— Begin Supplied entries —
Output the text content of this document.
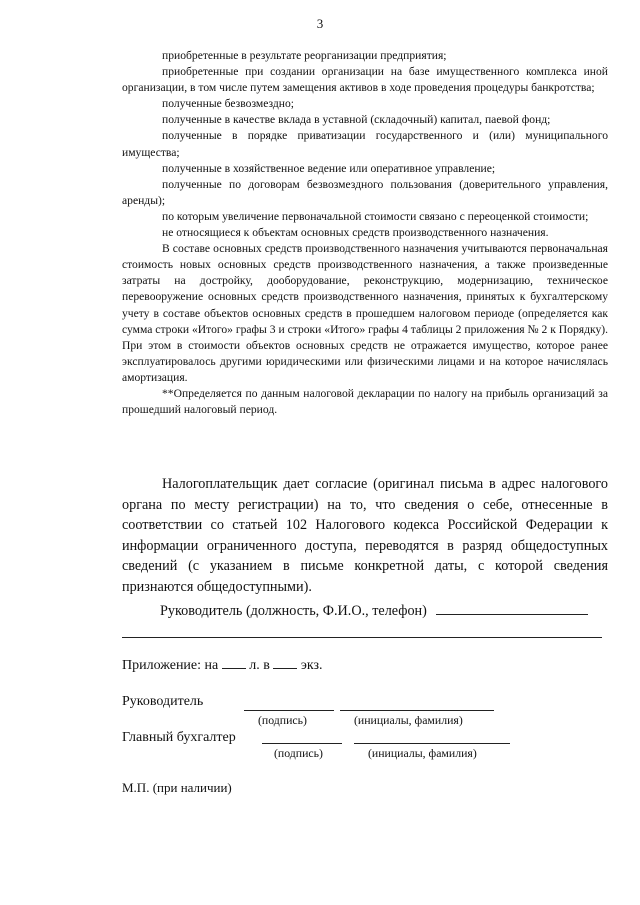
3

приобретенные в результате реорганизации предприятия;

приобретенные при создании организации на базе имущественного комплекса иной организации, в том числе путем замещения активов в ходе проведения процедуры банкротства;

полученные безвозмездно;

полученные в качестве вклада в уставной (складочный) капитал, паевой фонд;

полученные в порядке приватизации государственного и (или) муниципального имущества;

полученные в хозяйственное ведение или оперативное управление;

полученные по договорам безвозмездного пользования (доверительного управления, аренды);

по которым увеличение первоначальной стоимости связано с переоценкой стоимости;

не относящиеся к объектам основных средств производственного назначения.

В составе основных средств производственного назначения учитываются первоначальная стоимость новых основных средств производственного назначения, а также произведенные затраты на достройку, дооборудование, реконструкцию, модернизацию, техническое перевооружение основных средств производственного назначения, принятых к бухгалтерскому учету в составе объектов основных средств в прошедшем налоговом периоде (определяется как сумма строки «Итого» графы 3 и строки «Итого» графы 4 таблицы 2 приложения № 2 к Порядку). При этом в стоимости объектов основных средств не отражается имущество, которое ранее эксплуатировалось другими юридическими или физическими лицами и на которое начислялась амортизация.

**Определяется по данным налоговой декларации по налогу на прибыль организаций за прошедший налоговый период.

Налогоплательщик дает согласие (оригинал письма в адрес налогового органа по месту регистрации) на то, что сведения о себе, отнесенные в соответствии со статьей 102 Налогового кодекса Российской Федерации к информации ограниченного доступа, переводятся в разряд общедоступных сведений (с указанием в письме конкретной даты, с которой сведения признаются общедоступными).
Руководитель (должность, Ф.И.О., телефон)
Приложение: на л. в экз.
Руководитель
(подпись)	(инициалы, фамилия)
Главный бухгалтер
(подпись)	(инициалы, фамилия)
М.П. (при наличии)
— End Supplied entries —
## Aim of the exercise
List each line in the listing that contains the string "приобретенные".

## Result of the task
приобретенные в результате реорганизации предприятия;
приобретенные при создании организации на базе имущественного комплекса иной организации, в том числе путем замещения активов в ходе проведения процедуры банкротства;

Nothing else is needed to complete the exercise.